● **What to produce**: Retype each entry below exactly as it stands.

* START Provided information *

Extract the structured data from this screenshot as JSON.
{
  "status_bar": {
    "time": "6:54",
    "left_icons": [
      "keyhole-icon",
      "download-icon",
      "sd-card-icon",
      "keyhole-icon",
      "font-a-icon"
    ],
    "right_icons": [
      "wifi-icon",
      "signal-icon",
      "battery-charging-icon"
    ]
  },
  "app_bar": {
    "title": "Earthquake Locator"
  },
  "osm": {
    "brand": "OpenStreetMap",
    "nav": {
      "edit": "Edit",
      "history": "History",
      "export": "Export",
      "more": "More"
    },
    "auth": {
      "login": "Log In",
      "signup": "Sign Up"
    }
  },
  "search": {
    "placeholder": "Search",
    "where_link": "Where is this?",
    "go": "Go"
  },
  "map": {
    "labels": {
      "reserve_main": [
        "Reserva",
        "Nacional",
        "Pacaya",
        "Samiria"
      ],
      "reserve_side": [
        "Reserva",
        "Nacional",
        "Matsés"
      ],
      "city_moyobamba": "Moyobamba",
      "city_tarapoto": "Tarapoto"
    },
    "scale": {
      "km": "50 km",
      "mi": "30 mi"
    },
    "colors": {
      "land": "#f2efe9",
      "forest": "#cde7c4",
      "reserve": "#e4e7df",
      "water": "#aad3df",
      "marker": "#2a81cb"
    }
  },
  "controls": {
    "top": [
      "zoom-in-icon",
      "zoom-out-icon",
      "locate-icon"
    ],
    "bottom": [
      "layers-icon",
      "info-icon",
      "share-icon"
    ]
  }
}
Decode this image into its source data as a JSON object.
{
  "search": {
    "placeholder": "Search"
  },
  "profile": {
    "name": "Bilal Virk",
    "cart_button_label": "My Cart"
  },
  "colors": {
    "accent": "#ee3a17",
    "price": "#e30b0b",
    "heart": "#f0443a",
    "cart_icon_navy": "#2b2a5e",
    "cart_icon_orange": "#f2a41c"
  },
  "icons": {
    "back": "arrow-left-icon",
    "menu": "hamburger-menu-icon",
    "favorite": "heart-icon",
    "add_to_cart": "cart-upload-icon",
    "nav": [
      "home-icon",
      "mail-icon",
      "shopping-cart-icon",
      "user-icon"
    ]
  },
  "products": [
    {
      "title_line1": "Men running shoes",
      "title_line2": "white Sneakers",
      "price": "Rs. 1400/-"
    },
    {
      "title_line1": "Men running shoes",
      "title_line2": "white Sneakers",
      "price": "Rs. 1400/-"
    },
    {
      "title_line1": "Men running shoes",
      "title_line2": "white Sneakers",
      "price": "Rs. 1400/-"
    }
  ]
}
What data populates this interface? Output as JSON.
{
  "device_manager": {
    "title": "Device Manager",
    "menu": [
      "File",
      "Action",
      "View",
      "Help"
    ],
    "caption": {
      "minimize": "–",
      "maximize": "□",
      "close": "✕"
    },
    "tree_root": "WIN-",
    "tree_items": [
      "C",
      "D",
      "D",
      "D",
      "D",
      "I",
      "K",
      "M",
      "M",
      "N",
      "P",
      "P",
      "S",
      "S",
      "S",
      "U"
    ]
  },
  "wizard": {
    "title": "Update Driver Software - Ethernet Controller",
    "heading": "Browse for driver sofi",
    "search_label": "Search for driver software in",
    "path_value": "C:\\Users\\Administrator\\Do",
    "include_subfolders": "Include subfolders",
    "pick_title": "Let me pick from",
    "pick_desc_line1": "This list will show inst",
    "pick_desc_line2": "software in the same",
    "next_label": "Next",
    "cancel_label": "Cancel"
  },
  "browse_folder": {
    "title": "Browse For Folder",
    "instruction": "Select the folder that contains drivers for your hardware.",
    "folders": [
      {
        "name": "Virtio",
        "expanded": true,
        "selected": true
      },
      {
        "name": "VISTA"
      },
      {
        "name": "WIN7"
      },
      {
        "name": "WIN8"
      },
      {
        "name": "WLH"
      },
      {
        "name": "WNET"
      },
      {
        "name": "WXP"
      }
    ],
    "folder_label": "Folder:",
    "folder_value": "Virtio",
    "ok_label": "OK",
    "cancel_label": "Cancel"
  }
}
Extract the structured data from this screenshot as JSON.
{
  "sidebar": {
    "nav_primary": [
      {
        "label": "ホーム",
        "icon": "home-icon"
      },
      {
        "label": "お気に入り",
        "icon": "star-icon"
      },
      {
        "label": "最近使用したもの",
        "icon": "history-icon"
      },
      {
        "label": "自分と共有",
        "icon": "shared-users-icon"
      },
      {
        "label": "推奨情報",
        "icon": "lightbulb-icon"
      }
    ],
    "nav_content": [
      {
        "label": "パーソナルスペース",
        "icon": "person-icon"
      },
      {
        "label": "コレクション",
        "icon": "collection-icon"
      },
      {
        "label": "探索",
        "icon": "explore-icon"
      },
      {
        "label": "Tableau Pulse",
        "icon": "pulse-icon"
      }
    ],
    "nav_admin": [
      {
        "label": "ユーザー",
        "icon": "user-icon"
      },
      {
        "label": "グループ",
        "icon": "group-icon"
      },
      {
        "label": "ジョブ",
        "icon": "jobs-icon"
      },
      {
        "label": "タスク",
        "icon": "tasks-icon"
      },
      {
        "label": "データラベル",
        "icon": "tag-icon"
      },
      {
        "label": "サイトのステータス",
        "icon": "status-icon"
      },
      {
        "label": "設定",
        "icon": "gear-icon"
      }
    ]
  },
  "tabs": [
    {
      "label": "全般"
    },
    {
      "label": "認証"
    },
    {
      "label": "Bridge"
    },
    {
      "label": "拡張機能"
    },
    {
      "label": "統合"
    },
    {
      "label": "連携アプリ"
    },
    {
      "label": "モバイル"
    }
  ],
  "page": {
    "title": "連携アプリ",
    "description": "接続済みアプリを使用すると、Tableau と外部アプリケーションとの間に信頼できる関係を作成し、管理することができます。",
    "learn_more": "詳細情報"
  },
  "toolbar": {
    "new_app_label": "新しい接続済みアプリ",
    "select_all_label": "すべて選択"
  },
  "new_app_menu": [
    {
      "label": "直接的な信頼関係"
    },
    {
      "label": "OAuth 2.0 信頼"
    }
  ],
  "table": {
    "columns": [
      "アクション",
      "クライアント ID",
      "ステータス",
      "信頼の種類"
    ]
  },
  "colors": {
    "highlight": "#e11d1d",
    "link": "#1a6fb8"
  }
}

* END Provided information *

● **Full output**:
Extract the structured data from this screenshot as JSON.
{
  "status_bar": {
    "time": "6:54",
    "left_icons": [
      "keyhole-icon",
      "download-icon",
      "sd-card-icon",
      "keyhole-icon",
      "font-a-icon"
    ],
    "right_icons": [
      "wifi-icon",
      "signal-icon",
      "battery-charging-icon"
    ]
  },
  "app_bar": {
    "title": "Earthquake Locator"
  },
  "osm": {
    "brand": "OpenStreetMap",
    "nav": {
      "edit": "Edit",
      "history": "History",
      "export": "Export",
      "more": "More"
    },
    "auth": {
      "login": "Log In",
      "signup": "Sign Up"
    }
  },
  "search": {
    "placeholder": "Search",
    "where_link": "Where is this?",
    "go": "Go"
  },
  "map": {
    "labels": {
      "reserve_main": [
        "Reserva",
        "Nacional",
        "Pacaya",
        "Samiria"
      ],
      "reserve_side": [
        "Reserva",
        "Nacional",
        "Matsés"
      ],
      "city_moyobamba": "Moyobamba",
      "city_tarapoto": "Tarapoto"
    },
    "scale": {
      "km": "50 km",
      "mi": "30 mi"
    },
    "colors": {
      "land": "#f2efe9",
      "forest": "#cde7c4",
      "reserve": "#e4e7df",
      "water": "#aad3df",
      "marker": "#2a81cb"
    }
  },
  "controls": {
    "top": [
      "zoom-in-icon",
      "zoom-out-icon",
      "locate-icon"
    ],
    "bottom": [
      "layers-icon",
      "info-icon",
      "share-icon"
    ]
  }
}
Decode this image into its source data as a JSON object.
{
  "search": {
    "placeholder": "Search"
  },
  "profile": {
    "name": "Bilal Virk",
    "cart_button_label": "My Cart"
  },
  "colors": {
    "accent": "#ee3a17",
    "price": "#e30b0b",
    "heart": "#f0443a",
    "cart_icon_navy": "#2b2a5e",
    "cart_icon_orange": "#f2a41c"
  },
  "icons": {
    "back": "arrow-left-icon",
    "menu": "hamburger-menu-icon",
    "favorite": "heart-icon",
    "add_to_cart": "cart-upload-icon",
    "nav": [
      "home-icon",
      "mail-icon",
      "shopping-cart-icon",
      "user-icon"
    ]
  },
  "products": [
    {
      "title_line1": "Men running shoes",
      "title_line2": "white Sneakers",
      "price": "Rs. 1400/-"
    },
    {
      "title_line1": "Men running shoes",
      "title_line2": "white Sneakers",
      "price": "Rs. 1400/-"
    },
    {
      "title_line1": "Men running shoes",
      "title_line2": "white Sneakers",
      "price": "Rs. 1400/-"
    }
  ]
}
What data populates this interface? Output as JSON.
{
  "device_manager": {
    "title": "Device Manager",
    "menu": [
      "File",
      "Action",
      "View",
      "Help"
    ],
    "caption": {
      "minimize": "–",
      "maximize": "□",
      "close": "✕"
    },
    "tree_root": "WIN-",
    "tree_items": [
      "C",
      "D",
      "D",
      "D",
      "D",
      "I",
      "K",
      "M",
      "M",
      "N",
      "P",
      "P",
      "S",
      "S",
      "S",
      "U"
    ]
  },
  "wizard": {
    "title": "Update Driver Software - Ethernet Controller",
    "heading": "Browse for driver sofi",
    "search_label": "Search for driver software in",
    "path_value": "C:\\Users\\Administrator\\Do",
    "include_subfolders": "Include subfolders",
    "pick_title": "Let me pick from",
    "pick_desc_line1": "This list will show inst",
    "pick_desc_line2": "software in the same",
    "next_label": "Next",
    "cancel_label": "Cancel"
  },
  "browse_folder": {
    "title": "Browse For Folder",
    "instruction": "Select the folder that contains drivers for your hardware.",
    "folders": [
      {
        "name": "Virtio",
        "expanded": true,
        "selected": true
      },
      {
        "name": "VISTA"
      },
      {
        "name": "WIN7"
      },
      {
        "name": "WIN8"
      },
      {
        "name": "WLH"
      },
      {
        "name": "WNET"
      },
      {
        "name": "WXP"
      }
    ],
    "folder_label": "Folder:",
    "folder_value": "Virtio",
    "ok_label": "OK",
    "cancel_label": "Cancel"
  }
}
Extract the structured data from this screenshot as JSON.
{
  "sidebar": {
    "nav_primary": [
      {
        "label": "ホーム",
        "icon": "home-icon"
      },
      {
        "label": "お気に入り",
        "icon": "star-icon"
      },
      {
        "label": "最近使用したもの",
        "icon": "history-icon"
      },
      {
        "label": "自分と共有",
        "icon": "shared-users-icon"
      },
      {
        "label": "推奨情報",
        "icon": "lightbulb-icon"
      }
    ],
    "nav_content": [
      {
        "label": "パーソナルスペース",
        "icon": "person-icon"
      },
      {
        "label": "コレクション",
        "icon": "collection-icon"
      },
      {
        "label": "探索",
        "icon": "explore-icon"
      },
      {
        "label": "Tableau Pulse",
        "icon": "pulse-icon"
      }
    ],
    "nav_admin": [
      {
        "label": "ユーザー",
        "icon": "user-icon"
      },
      {
        "label": "グループ",
        "icon": "group-icon"
      },
      {
        "label": "ジョブ",
        "icon": "jobs-icon"
      },
      {
        "label": "タスク",
        "icon": "tasks-icon"
      },
      {
        "label": "データラベル",
        "icon": "tag-icon"
      },
      {
        "label": "サイトのステータス",
        "icon": "status-icon"
      },
      {
        "label": "設定",
        "icon": "gear-icon"
      }
    ]
  },
  "tabs": [
    {
      "label": "全般"
    },
    {
      "label": "認証"
    },
    {
      "label": "Bridge"
    },
    {
      "label": "拡張機能"
    },
    {
      "label": "統合"
    },
    {
      "label": "連携アプリ"
    },
    {
      "label": "モバイル"
    }
  ],
  "page": {
    "title": "連携アプリ",
    "description": "接続済みアプリを使用すると、Tableau と外部アプリケーションとの間に信頼できる関係を作成し、管理することができます。",
    "learn_more": "詳細情報"
  },
  "toolbar": {
    "new_app_label": "新しい接続済みアプリ",
    "select_all_label": "すべて選択"
  },
  "new_app_menu": [
    {
      "label": "直接的な信頼関係"
    },
    {
      "label": "OAuth 2.0 信頼"
    }
  ],
  "table": {
    "columns": [
      "アクション",
      "クライアント ID",
      "ステータス",
      "信頼の種類"
    ]
  },
  "colors": {
    "highlight": "#e11d1d",
    "link": "#1a6fb8"
  }
}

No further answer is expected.